▶ _What the task requires_: Starting at the line that contains "OCR this image.", reproduce every line through the end of the entries below, with no pictures in the copy.
--- Start of Records shown ---
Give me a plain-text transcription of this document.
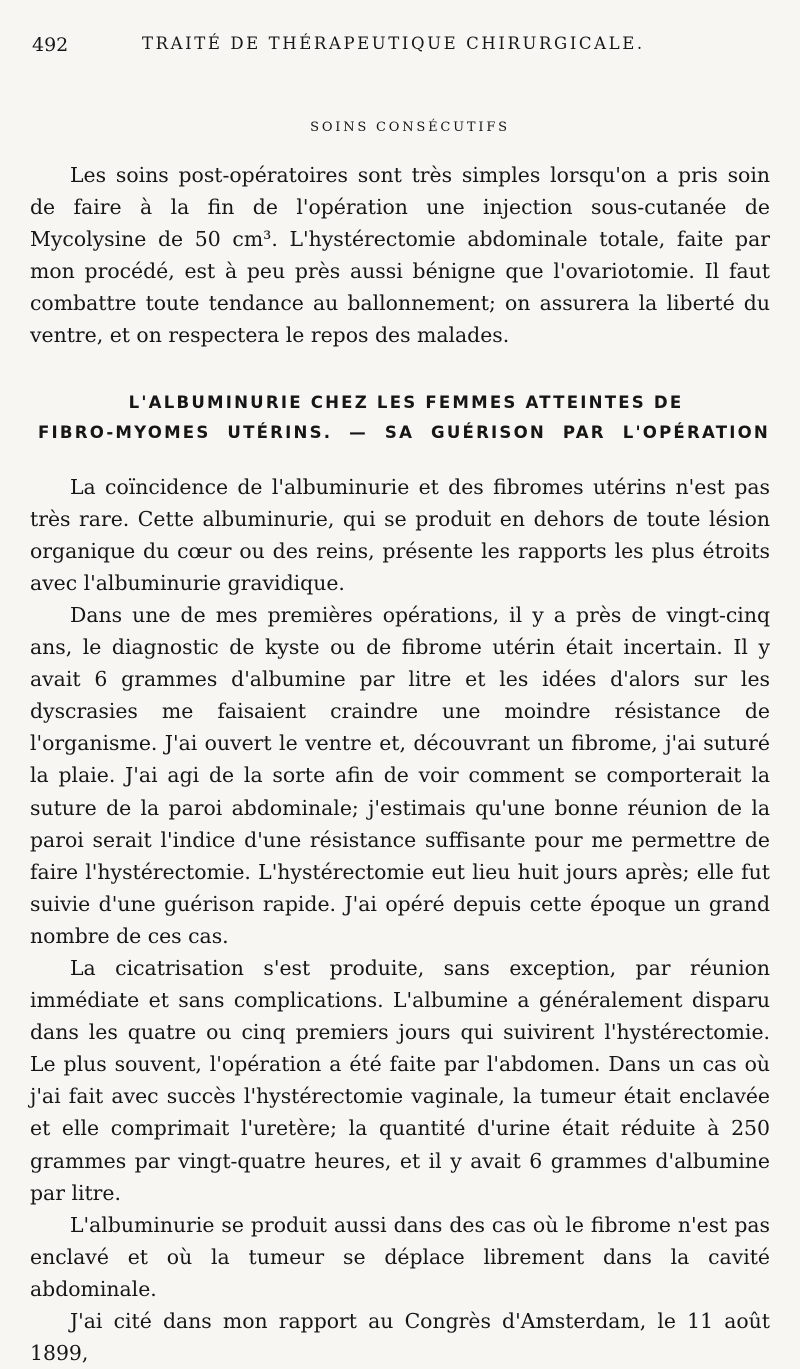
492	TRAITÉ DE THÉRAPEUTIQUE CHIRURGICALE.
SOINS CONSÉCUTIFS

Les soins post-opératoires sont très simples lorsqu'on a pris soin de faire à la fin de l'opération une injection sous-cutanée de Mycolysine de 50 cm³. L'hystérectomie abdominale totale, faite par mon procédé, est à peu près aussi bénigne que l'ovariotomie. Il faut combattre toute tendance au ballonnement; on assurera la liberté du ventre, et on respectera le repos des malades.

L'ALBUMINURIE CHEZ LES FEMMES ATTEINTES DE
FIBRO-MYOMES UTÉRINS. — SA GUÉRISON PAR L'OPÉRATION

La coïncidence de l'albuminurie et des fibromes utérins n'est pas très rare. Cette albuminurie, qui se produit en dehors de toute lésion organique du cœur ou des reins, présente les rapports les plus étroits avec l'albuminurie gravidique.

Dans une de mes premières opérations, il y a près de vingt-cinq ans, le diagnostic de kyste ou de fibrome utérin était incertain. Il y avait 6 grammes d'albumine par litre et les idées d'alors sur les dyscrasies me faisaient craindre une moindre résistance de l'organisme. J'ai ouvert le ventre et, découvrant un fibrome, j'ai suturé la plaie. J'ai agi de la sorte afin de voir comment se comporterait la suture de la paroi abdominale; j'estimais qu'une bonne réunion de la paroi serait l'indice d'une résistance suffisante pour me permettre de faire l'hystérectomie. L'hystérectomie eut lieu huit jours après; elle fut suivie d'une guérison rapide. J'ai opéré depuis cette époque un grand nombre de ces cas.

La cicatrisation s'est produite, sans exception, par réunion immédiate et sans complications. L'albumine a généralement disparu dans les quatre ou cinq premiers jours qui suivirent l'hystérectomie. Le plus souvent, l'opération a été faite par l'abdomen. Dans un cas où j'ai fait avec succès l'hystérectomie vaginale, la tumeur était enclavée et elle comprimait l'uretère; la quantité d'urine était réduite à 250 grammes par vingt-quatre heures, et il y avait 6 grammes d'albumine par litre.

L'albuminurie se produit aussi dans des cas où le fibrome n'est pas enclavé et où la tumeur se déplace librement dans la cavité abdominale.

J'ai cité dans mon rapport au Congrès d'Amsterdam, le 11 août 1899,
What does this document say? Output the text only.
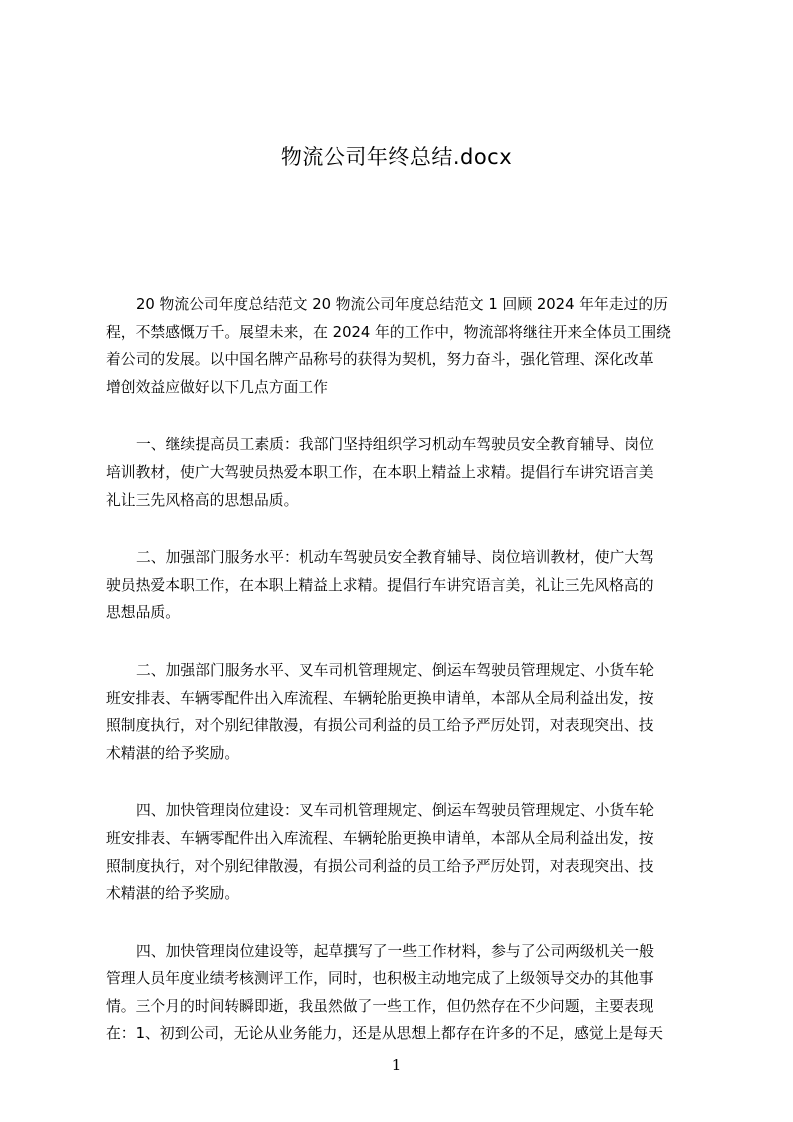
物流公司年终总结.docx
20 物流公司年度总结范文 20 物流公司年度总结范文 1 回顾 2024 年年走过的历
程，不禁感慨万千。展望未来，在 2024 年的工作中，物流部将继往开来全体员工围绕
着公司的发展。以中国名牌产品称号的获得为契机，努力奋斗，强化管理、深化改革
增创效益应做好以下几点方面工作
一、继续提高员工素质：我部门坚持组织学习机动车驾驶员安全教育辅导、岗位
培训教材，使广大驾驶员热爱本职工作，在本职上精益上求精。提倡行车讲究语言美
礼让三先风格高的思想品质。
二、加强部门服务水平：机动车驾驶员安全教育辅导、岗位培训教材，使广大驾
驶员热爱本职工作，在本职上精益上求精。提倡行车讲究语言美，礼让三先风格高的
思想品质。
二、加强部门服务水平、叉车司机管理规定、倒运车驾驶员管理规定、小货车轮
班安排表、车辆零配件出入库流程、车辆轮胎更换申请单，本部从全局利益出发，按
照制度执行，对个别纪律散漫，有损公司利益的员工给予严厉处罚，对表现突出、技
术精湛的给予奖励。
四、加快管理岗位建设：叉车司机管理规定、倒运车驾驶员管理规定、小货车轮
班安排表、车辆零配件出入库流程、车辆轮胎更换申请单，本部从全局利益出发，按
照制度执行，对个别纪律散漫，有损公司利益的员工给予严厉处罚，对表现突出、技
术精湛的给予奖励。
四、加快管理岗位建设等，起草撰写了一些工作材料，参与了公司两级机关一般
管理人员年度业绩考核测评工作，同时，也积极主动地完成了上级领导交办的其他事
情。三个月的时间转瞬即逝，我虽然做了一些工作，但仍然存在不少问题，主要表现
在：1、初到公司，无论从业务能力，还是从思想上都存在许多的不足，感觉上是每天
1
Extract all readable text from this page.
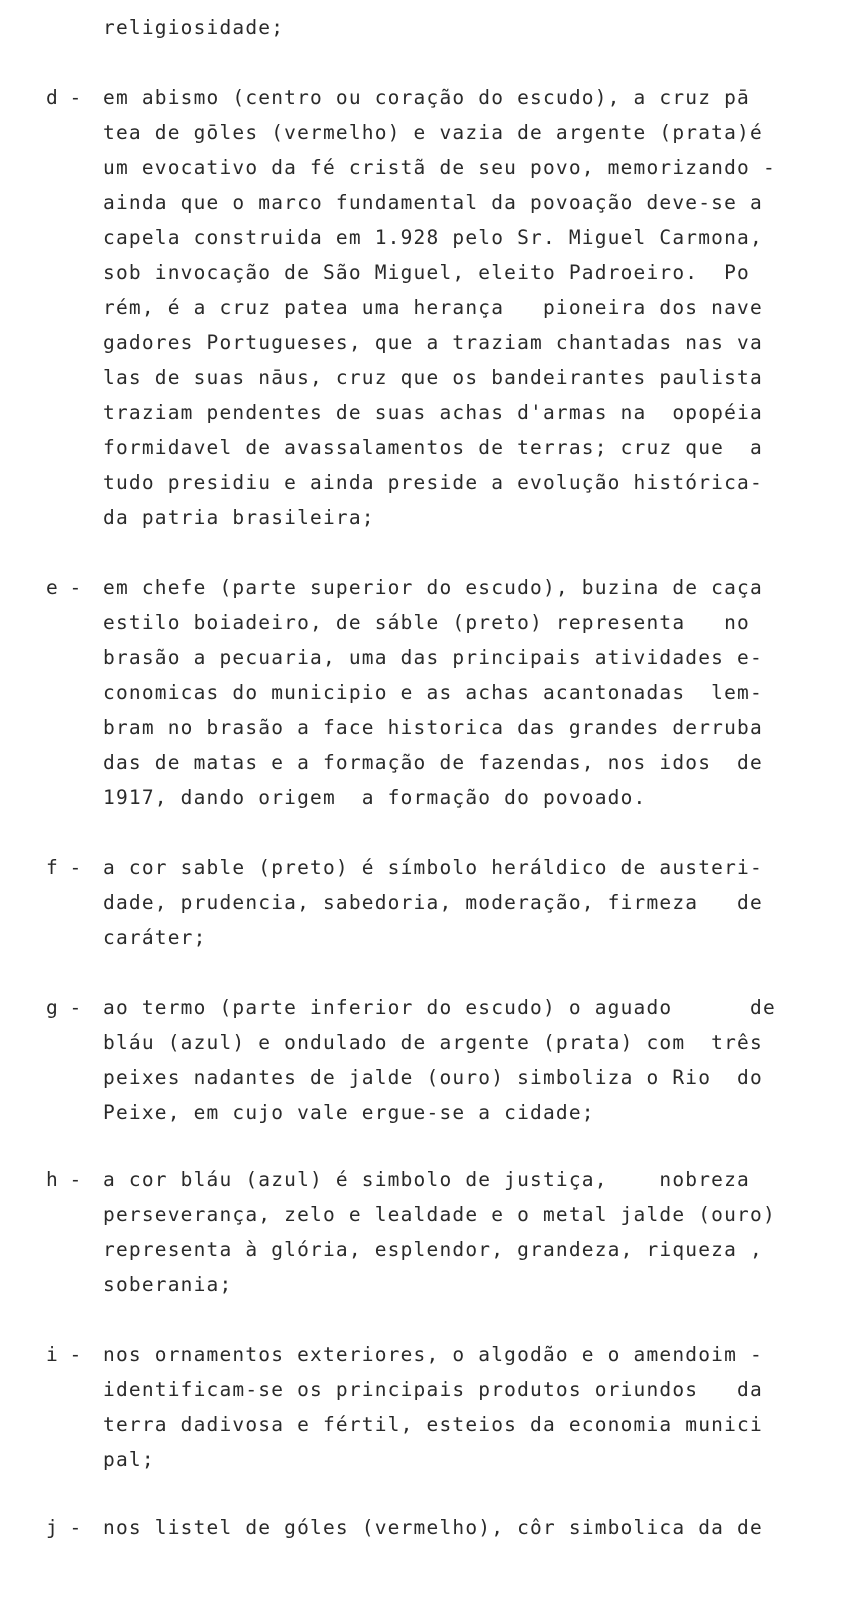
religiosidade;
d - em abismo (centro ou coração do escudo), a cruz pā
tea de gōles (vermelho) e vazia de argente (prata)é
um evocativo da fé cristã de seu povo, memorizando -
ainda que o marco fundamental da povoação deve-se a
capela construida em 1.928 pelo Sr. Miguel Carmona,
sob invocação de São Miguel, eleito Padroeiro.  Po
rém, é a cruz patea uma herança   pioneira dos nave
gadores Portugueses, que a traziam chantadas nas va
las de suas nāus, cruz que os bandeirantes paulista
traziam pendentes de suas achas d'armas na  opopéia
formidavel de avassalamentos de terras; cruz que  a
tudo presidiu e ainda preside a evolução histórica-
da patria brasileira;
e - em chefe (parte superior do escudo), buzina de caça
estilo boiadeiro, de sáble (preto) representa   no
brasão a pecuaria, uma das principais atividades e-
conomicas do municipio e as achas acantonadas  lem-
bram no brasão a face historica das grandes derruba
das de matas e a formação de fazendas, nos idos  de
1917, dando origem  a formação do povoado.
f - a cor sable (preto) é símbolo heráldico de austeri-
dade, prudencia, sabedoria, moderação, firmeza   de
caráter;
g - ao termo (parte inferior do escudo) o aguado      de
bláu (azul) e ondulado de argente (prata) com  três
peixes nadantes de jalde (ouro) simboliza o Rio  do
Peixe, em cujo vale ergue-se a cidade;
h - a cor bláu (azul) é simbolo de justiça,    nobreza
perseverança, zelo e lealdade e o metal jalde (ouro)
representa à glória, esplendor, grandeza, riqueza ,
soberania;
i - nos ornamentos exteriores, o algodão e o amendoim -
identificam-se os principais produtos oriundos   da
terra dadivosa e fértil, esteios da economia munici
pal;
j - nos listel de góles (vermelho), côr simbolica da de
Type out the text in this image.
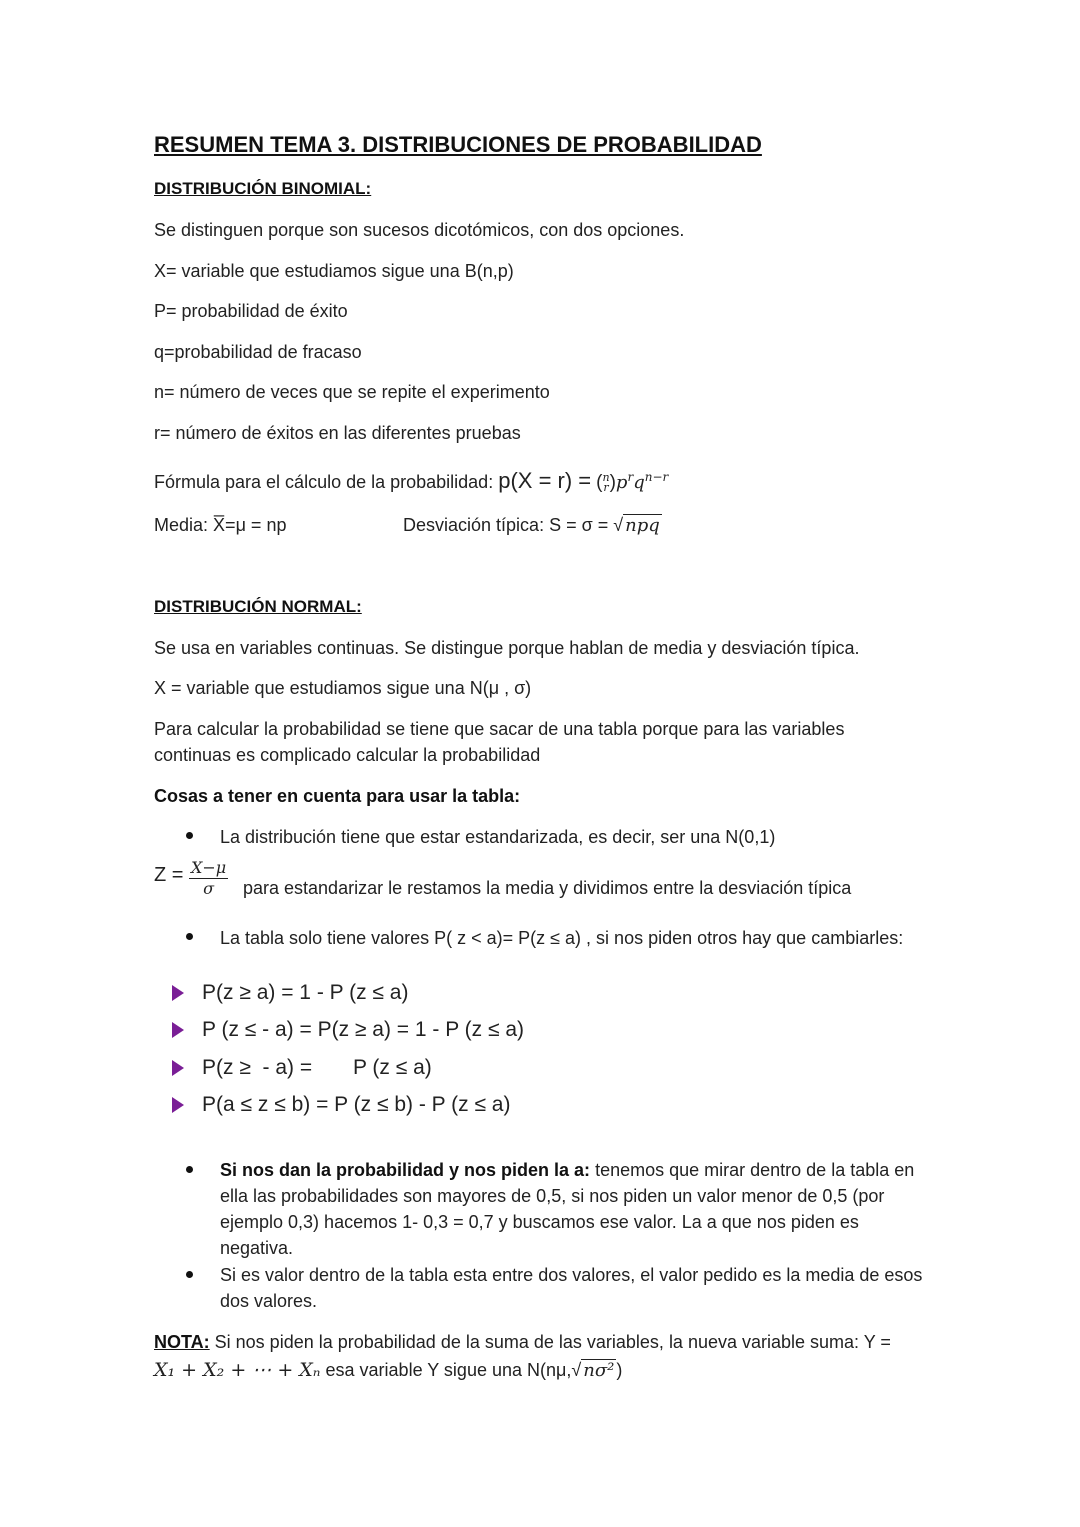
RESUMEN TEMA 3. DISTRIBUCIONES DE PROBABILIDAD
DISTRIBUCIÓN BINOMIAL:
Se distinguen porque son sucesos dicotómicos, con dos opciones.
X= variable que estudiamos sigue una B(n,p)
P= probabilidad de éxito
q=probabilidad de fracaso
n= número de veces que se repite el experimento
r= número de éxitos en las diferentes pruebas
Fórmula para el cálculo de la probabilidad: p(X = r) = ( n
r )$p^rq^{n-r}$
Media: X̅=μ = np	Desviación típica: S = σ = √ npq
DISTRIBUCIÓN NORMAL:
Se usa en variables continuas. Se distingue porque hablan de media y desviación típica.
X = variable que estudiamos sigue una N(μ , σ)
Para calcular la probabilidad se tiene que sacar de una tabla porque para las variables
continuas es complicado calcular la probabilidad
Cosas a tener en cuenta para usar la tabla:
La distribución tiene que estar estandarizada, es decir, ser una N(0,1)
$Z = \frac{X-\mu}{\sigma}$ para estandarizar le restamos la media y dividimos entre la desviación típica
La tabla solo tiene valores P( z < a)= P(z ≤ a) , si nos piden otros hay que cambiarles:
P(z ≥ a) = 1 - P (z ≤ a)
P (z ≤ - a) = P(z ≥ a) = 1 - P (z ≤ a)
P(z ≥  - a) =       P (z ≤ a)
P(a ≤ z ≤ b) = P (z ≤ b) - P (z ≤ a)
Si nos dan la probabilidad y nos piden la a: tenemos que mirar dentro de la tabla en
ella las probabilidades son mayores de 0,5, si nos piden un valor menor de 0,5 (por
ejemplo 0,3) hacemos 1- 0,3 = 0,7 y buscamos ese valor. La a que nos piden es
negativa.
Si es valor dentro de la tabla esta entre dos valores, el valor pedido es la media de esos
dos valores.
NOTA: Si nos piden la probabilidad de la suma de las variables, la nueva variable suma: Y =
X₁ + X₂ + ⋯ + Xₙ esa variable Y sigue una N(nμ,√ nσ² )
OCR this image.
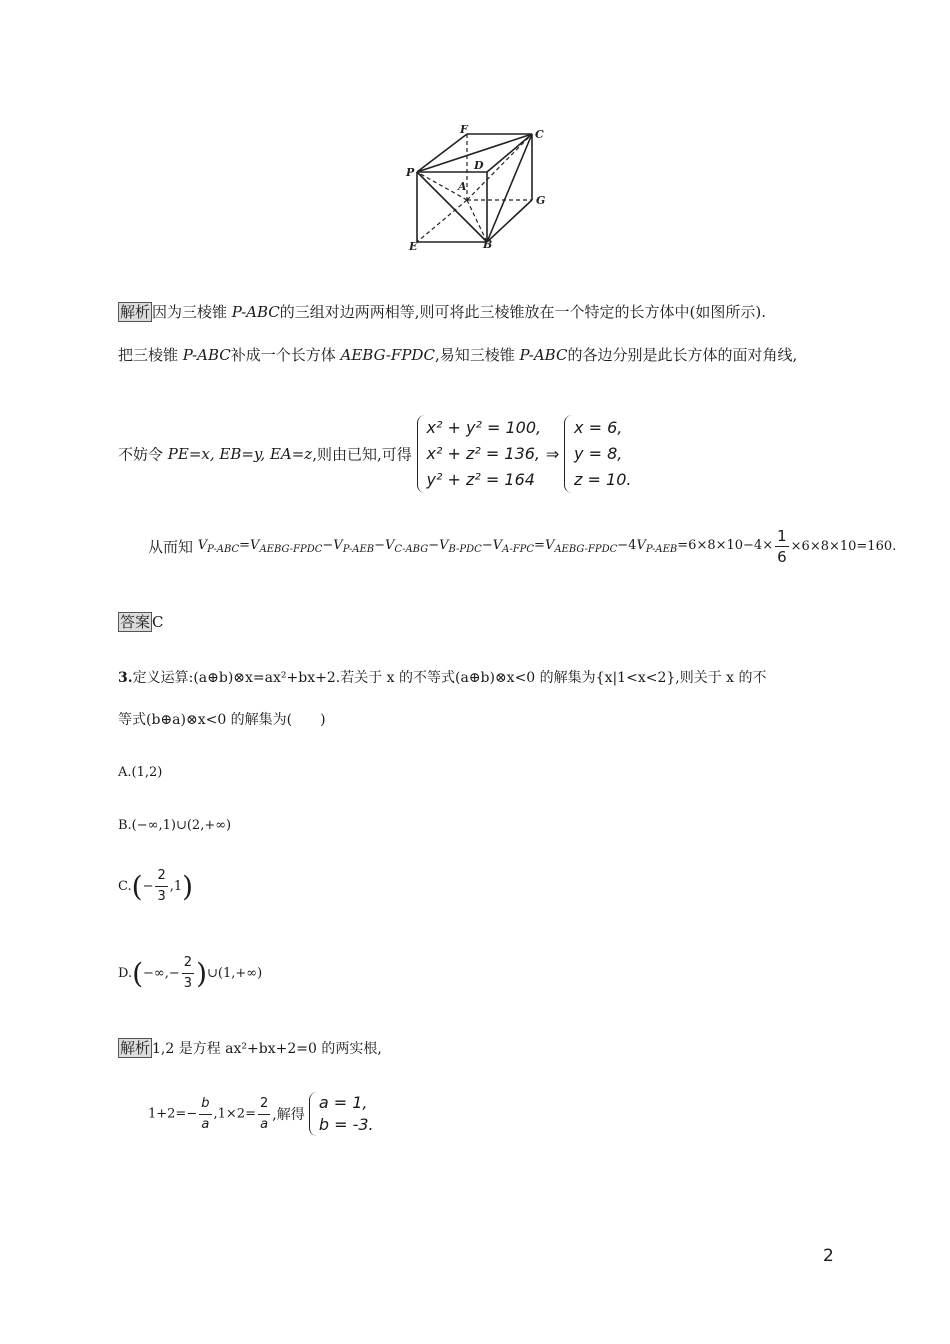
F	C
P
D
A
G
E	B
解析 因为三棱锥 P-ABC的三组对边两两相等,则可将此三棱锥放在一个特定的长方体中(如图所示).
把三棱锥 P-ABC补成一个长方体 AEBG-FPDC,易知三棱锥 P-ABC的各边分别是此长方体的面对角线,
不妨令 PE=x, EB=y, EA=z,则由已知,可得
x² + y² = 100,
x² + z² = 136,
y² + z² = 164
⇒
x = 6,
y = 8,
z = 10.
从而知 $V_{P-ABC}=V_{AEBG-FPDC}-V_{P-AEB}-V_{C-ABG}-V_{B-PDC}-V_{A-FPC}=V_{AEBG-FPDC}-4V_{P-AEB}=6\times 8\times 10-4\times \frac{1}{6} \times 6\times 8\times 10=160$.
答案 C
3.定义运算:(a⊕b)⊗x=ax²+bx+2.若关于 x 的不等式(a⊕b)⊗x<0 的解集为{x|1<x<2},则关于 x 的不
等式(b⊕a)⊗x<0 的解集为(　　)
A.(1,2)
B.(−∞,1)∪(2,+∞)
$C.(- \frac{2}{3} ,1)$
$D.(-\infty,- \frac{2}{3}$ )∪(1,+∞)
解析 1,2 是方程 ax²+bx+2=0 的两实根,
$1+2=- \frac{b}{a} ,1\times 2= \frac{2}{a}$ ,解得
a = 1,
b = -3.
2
--- End of Records shown ---
▶ _Output for this exercise_:
OCR this image.
F	C
P
D
A
G
E	B
解析 因为三棱锥 P-ABC的三组对边两两相等,则可将此三棱锥放在一个特定的长方体中(如图所示).
把三棱锥 P-ABC补成一个长方体 AEBG-FPDC,易知三棱锥 P-ABC的各边分别是此长方体的面对角线,
不妨令 PE=x, EB=y, EA=z,则由已知,可得
x² + y² = 100,
x² + z² = 136,
y² + z² = 164
⇒
x = 6,
y = 8,
z = 10.
从而知 $V_{P-ABC}=V_{AEBG-FPDC}-V_{P-AEB}-V_{C-ABG}-V_{B-PDC}-V_{A-FPC}=V_{AEBG-FPDC}-4V_{P-AEB}=6\times 8\times 10-4\times \frac{1}{6} \times 6\times 8\times 10=160$.
答案 C
3.定义运算:(a⊕b)⊗x=ax²+bx+2.若关于 x 的不等式(a⊕b)⊗x<0 的解集为{x|1<x<2},则关于 x 的不
等式(b⊕a)⊗x<0 的解集为(　　)
A.(1,2)
B.(−∞,1)∪(2,+∞)
$C.(- \frac{2}{3} ,1)$
$D.(-\infty,- \frac{2}{3}$ )∪(1,+∞)
解析 1,2 是方程 ax²+bx+2=0 的两实根,
$1+2=- \frac{b}{a} ,1\times 2= \frac{2}{a}$ ,解得
a = 1,
b = -3.
2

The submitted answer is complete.